Given task. Reproduce the listing below exactly. Pictures do not belong in the copy.

Stored data:

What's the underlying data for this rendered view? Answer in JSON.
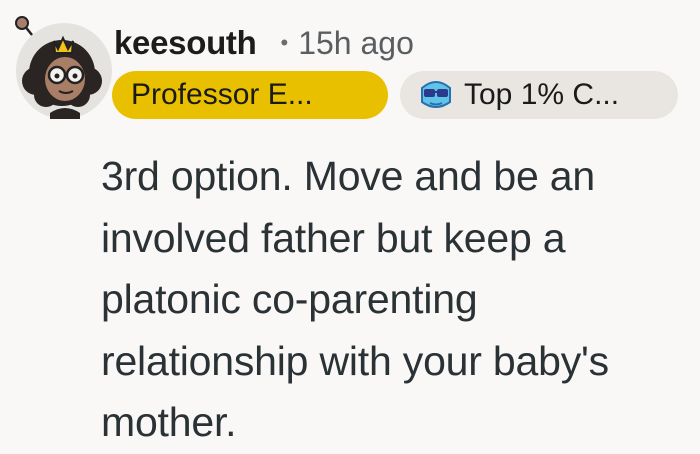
{
  "comment": {
    "avatar_icon": "user-avatar-icon",
    "username": "keesouth",
    "separator": "•",
    "timestamp": "15h ago",
    "flairs": {
      "primary": "Professor E...",
      "primary_color": "#e9c000",
      "award": "Top 1% C...",
      "award_icon": "sunglasses-emoji-icon",
      "award_color": "#e9e6e1"
    },
    "body": "3rd option. Move and be an involved father but keep a platonic co-parenting relationship with your baby's mother."
  }
}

Full answer.
What's the underlying data for this rendered view? Answer in JSON.
{
  "comment": {
    "avatar_icon": "user-avatar-icon",
    "username": "keesouth",
    "separator": "•",
    "timestamp": "15h ago",
    "flairs": {
      "primary": "Professor E...",
      "primary_color": "#e9c000",
      "award": "Top 1% C...",
      "award_icon": "sunglasses-emoji-icon",
      "award_color": "#e9e6e1"
    },
    "body": "3rd option. Move and be an involved father but keep a platonic co-parenting relationship with your baby's mother."
  }
}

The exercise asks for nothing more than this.